### Problem requirements
Report how many lines in the listing below include the word "Internet". Write nothing besides the number.

══ Extracted information

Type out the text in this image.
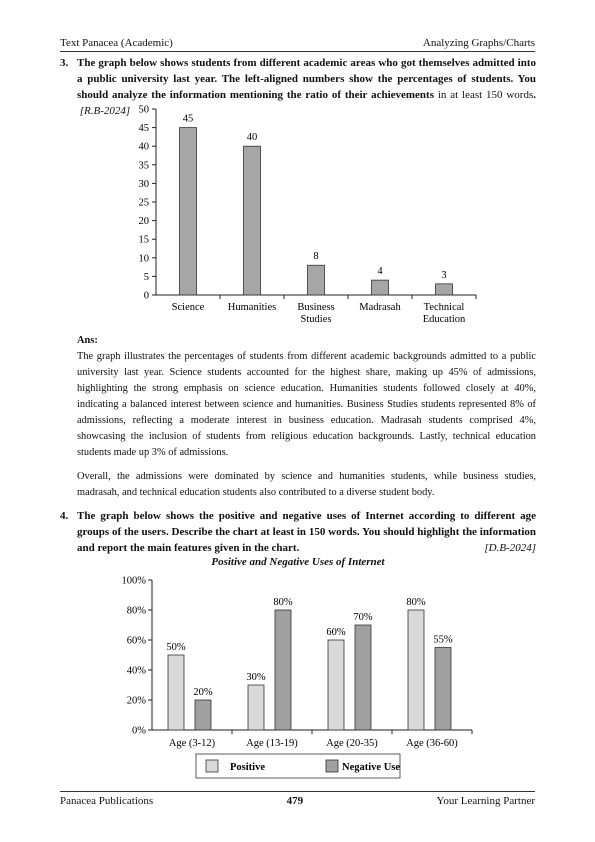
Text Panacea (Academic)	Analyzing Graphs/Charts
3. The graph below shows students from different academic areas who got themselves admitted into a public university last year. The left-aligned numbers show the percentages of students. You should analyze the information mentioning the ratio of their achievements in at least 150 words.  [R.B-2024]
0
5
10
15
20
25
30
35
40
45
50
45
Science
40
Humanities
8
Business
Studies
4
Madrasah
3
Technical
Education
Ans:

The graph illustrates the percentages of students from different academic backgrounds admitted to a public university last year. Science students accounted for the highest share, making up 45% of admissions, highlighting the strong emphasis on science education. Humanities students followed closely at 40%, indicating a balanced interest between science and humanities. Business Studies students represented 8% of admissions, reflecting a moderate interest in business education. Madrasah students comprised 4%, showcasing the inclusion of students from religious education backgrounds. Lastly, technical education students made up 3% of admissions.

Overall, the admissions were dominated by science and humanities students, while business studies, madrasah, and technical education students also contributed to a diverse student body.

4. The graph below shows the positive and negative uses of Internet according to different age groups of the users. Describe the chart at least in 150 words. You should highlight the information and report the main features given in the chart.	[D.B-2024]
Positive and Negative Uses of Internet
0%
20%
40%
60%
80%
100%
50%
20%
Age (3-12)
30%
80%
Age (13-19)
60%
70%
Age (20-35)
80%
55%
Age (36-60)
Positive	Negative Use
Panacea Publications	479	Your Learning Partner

════

### Response to the task
2